— start DATASET RECORDS —

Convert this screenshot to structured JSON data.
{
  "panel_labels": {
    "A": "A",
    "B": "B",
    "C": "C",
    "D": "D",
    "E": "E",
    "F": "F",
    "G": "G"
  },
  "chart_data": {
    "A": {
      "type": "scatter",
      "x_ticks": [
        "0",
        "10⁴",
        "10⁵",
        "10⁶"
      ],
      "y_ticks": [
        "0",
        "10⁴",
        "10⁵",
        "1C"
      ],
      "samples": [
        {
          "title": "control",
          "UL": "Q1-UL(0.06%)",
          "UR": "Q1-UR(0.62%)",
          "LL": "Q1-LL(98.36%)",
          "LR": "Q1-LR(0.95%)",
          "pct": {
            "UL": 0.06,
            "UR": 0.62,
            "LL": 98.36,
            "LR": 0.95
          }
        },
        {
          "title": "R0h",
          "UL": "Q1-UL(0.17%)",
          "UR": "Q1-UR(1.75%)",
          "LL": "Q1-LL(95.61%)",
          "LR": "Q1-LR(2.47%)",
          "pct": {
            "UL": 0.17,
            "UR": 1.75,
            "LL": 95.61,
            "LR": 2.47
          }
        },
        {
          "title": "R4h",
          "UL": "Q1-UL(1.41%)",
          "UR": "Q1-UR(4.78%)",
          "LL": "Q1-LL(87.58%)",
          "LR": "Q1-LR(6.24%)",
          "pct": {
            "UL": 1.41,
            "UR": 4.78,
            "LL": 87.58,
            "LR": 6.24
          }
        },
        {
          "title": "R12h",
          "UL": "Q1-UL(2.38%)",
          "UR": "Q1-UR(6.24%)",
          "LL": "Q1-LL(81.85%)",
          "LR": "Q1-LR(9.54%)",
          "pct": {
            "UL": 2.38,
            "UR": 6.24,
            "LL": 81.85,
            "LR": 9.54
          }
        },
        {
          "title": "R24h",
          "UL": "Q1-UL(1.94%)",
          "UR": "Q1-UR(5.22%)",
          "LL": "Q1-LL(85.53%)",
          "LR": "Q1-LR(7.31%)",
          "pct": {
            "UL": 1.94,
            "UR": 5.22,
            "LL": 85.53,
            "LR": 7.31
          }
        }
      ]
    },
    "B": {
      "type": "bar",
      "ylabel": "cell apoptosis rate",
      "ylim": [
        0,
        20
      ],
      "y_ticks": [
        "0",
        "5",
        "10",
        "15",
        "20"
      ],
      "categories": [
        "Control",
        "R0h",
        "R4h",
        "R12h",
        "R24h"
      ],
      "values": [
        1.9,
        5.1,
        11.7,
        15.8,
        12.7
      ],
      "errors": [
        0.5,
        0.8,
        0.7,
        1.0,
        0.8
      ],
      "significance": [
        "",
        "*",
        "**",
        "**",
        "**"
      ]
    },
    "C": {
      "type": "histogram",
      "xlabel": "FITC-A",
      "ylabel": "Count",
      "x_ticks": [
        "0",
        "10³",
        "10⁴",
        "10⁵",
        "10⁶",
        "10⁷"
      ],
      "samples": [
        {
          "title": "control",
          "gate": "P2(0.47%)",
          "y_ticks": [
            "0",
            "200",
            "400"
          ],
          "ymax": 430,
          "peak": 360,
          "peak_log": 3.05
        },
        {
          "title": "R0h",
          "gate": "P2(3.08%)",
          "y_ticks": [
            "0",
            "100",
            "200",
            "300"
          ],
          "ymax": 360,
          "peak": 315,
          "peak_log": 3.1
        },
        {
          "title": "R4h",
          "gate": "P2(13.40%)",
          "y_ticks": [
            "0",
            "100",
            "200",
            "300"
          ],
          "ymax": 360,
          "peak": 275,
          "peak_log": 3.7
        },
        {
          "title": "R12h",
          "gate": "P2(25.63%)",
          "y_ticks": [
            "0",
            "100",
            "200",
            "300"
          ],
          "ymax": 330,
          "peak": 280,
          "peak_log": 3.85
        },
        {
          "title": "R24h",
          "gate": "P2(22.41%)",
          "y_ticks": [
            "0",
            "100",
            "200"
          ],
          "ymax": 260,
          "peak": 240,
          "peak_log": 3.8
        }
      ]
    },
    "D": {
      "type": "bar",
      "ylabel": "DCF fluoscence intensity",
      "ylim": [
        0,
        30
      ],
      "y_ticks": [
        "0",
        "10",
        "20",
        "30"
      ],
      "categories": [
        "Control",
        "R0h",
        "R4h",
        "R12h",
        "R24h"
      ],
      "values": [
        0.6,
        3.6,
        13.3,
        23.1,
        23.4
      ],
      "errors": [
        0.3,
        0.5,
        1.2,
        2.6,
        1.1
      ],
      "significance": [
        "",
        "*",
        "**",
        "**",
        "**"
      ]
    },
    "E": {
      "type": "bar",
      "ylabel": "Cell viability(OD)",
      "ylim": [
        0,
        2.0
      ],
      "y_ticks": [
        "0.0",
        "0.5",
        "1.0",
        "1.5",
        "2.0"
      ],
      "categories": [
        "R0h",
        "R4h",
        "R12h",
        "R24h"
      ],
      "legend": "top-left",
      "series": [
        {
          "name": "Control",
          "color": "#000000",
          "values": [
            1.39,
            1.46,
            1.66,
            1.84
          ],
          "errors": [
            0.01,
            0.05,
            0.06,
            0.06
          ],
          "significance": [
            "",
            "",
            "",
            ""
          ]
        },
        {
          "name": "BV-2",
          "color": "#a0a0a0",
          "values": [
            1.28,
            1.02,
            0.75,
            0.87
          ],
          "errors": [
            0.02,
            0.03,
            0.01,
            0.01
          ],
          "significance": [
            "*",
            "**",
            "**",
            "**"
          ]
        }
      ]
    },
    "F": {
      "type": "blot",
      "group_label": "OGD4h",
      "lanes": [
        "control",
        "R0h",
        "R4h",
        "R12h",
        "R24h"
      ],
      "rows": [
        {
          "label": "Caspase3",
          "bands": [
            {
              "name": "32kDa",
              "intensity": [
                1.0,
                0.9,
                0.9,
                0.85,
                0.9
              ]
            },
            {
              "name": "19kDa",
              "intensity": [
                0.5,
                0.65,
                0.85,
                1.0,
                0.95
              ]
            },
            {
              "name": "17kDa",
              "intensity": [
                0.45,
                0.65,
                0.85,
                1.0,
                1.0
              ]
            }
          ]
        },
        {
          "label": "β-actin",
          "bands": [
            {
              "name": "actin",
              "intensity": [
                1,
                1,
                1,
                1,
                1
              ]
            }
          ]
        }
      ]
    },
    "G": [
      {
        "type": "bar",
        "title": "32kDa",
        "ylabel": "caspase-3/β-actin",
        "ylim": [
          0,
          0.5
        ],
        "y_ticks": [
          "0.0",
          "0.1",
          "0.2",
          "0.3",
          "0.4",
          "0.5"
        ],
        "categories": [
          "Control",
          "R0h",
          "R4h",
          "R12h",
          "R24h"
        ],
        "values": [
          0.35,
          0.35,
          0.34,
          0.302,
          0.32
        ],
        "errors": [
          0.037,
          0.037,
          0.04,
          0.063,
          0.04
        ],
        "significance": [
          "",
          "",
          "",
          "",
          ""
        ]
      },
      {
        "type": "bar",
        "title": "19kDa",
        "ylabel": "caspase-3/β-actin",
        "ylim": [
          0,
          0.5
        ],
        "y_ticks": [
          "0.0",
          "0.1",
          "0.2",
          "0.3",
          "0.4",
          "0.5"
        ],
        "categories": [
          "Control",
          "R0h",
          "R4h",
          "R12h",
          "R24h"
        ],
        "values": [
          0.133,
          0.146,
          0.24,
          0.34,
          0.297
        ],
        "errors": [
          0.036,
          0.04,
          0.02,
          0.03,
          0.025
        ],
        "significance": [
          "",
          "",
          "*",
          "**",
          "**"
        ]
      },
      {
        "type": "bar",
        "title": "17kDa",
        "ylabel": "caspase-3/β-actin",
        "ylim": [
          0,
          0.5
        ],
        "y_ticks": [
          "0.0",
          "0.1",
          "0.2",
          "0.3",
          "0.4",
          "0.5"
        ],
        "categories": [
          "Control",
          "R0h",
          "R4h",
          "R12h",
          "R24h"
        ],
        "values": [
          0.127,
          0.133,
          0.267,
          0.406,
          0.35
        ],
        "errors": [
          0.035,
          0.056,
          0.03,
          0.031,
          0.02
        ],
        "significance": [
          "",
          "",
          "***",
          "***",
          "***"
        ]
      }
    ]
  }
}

— end DATASET RECORDS —

## THE EXERCISE
Extract, from the listing above, every line where the string "ymax" occurs.

## WRITTEN SOLUTION
          "ymax": 430,
          "ymax": 360,
          "ymax": 360,
          "ymax": 330,
          "ymax": 260,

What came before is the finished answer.